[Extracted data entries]
◆ ◆ ◆ ◆ ◆ ◆ ◆

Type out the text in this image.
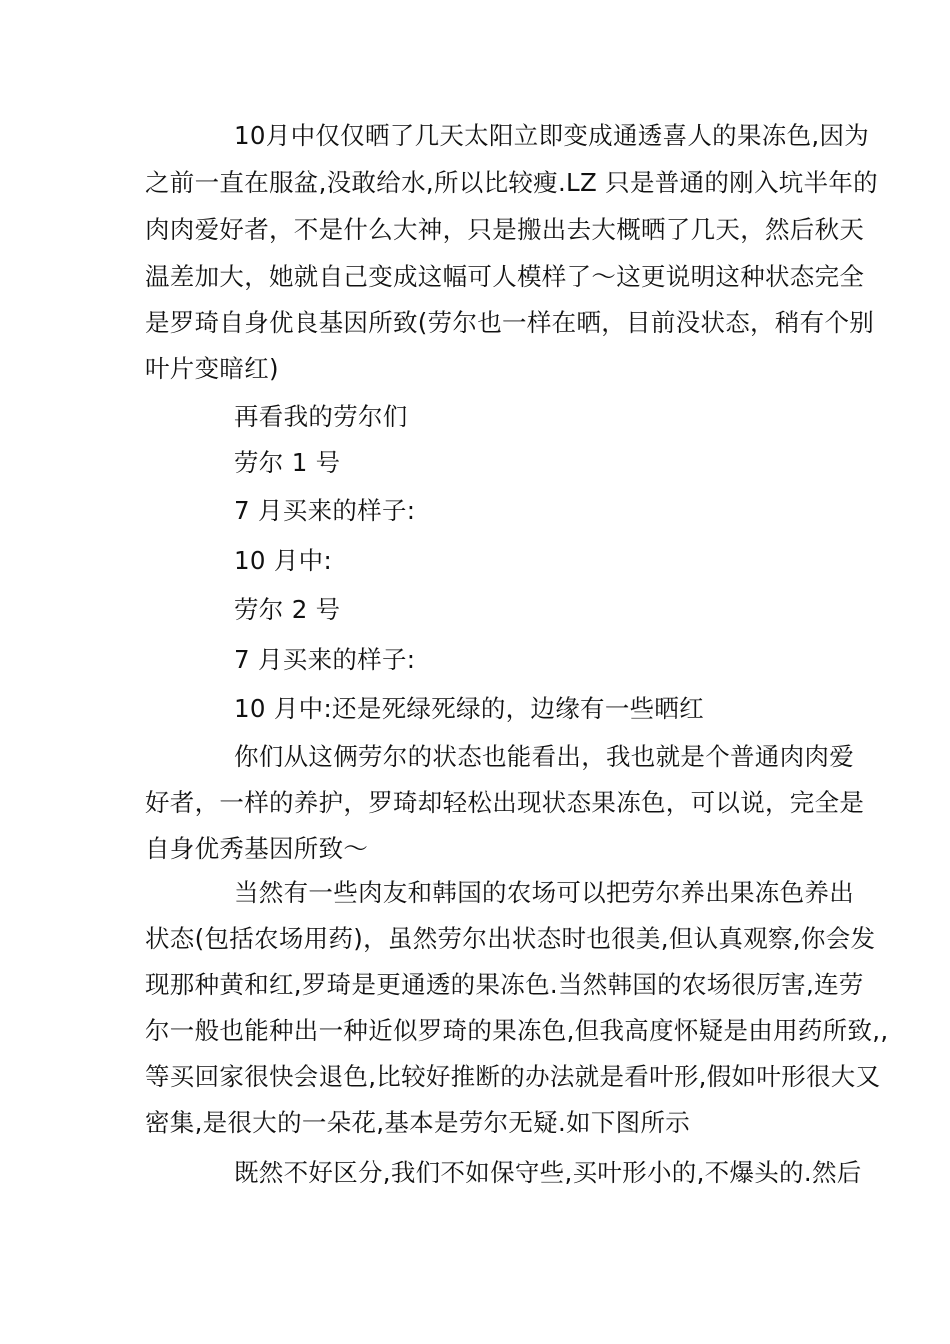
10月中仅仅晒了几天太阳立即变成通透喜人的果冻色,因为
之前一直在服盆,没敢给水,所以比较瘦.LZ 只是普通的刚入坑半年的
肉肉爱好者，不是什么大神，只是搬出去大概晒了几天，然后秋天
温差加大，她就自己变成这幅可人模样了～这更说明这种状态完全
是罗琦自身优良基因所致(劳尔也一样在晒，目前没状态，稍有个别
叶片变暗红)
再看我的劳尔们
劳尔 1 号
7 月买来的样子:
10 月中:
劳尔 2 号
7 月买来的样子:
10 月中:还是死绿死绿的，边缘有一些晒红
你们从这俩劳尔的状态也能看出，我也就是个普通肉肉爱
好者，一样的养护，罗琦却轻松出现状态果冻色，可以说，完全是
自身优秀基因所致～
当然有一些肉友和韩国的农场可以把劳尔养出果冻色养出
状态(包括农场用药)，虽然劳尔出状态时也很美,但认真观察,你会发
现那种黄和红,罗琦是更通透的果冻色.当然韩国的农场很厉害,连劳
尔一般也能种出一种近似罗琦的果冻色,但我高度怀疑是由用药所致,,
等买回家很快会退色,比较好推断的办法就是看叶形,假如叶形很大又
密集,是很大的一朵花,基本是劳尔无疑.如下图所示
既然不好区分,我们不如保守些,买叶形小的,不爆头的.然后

◆ ◆ ◆ ◆ ◆ ◆ ◆

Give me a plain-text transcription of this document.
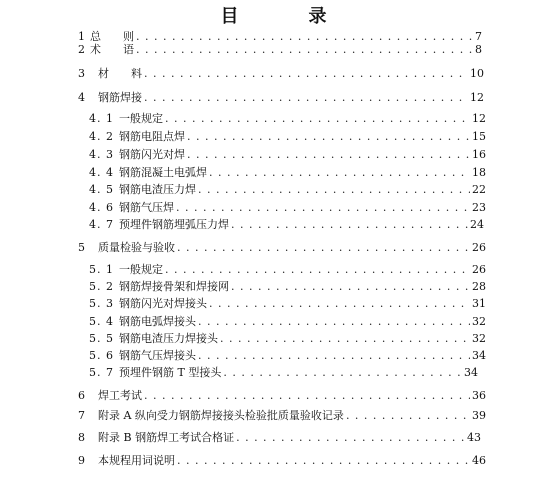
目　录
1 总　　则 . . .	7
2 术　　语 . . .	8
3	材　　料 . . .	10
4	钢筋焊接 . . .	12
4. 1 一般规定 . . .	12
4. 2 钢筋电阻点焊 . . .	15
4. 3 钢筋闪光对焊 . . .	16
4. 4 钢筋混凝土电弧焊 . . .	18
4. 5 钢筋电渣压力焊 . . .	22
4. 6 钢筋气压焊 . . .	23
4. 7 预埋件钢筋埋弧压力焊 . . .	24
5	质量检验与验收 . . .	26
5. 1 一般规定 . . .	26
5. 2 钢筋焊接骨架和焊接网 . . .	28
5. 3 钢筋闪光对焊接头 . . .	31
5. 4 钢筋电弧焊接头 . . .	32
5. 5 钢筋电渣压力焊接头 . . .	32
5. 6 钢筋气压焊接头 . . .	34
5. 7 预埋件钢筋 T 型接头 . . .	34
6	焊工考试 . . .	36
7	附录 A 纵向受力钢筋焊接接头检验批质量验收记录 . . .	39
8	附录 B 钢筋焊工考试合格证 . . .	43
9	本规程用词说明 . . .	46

◆ ◆ ◆ ◆ ◆ ◆ ◆

▶ _Directive_
Copy all lines of the material above where the string "text" occurs.

▶ _Right answer_
Type out the text in this image.
Give me a plain-text transcription of this document.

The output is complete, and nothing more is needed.